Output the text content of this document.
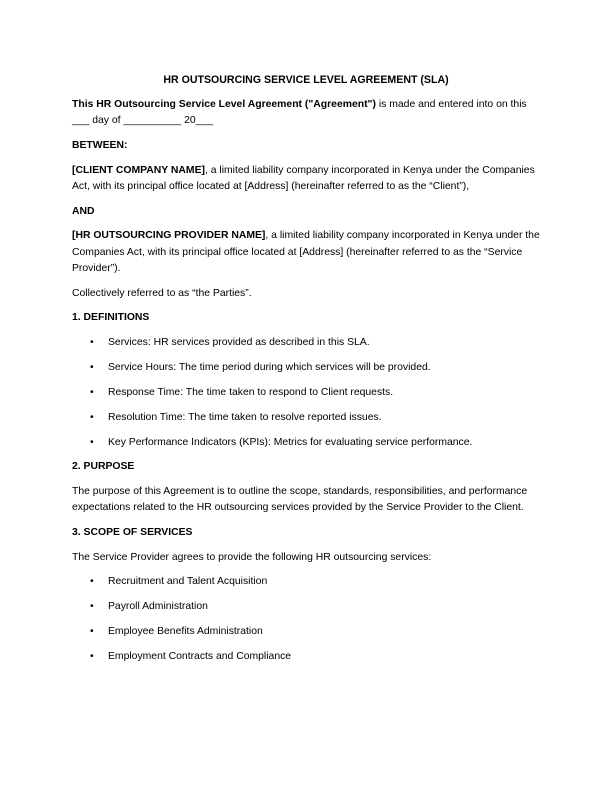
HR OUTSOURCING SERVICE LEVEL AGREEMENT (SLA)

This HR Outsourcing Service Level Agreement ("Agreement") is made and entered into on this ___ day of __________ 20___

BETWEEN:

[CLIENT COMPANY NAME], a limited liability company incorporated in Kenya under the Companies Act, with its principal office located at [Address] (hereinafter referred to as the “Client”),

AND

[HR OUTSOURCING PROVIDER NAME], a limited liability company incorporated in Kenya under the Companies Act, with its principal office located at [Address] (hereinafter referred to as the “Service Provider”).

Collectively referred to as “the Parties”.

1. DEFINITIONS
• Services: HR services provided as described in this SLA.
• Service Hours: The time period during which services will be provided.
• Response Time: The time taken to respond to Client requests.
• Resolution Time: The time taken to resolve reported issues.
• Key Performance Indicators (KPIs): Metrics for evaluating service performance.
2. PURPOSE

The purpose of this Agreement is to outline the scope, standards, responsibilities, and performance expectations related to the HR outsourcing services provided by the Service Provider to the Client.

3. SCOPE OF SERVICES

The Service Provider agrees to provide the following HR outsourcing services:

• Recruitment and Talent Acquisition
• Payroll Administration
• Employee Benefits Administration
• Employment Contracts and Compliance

Exercise brief: Reproduce the records verbatim, omitting all images they contain.

Written reply:
Output the text content of this document.
HR OUTSOURCING SERVICE LEVEL AGREEMENT (SLA)

This HR Outsourcing Service Level Agreement ("Agreement") is made and entered into on this ___ day of __________ 20___

BETWEEN:

[CLIENT COMPANY NAME], a limited liability company incorporated in Kenya under the Companies Act, with its principal office located at [Address] (hereinafter referred to as the “Client”),

AND

[HR OUTSOURCING PROVIDER NAME], a limited liability company incorporated in Kenya under the Companies Act, with its principal office located at [Address] (hereinafter referred to as the “Service Provider”).

Collectively referred to as “the Parties”.

1. DEFINITIONS
• Services: HR services provided as described in this SLA.
• Service Hours: The time period during which services will be provided.
• Response Time: The time taken to respond to Client requests.
• Resolution Time: The time taken to resolve reported issues.
• Key Performance Indicators (KPIs): Metrics for evaluating service performance.
2. PURPOSE

The purpose of this Agreement is to outline the scope, standards, responsibilities, and performance expectations related to the HR outsourcing services provided by the Service Provider to the Client.

3. SCOPE OF SERVICES

The Service Provider agrees to provide the following HR outsourcing services:

• Recruitment and Talent Acquisition
• Payroll Administration
• Employee Benefits Administration
• Employment Contracts and Compliance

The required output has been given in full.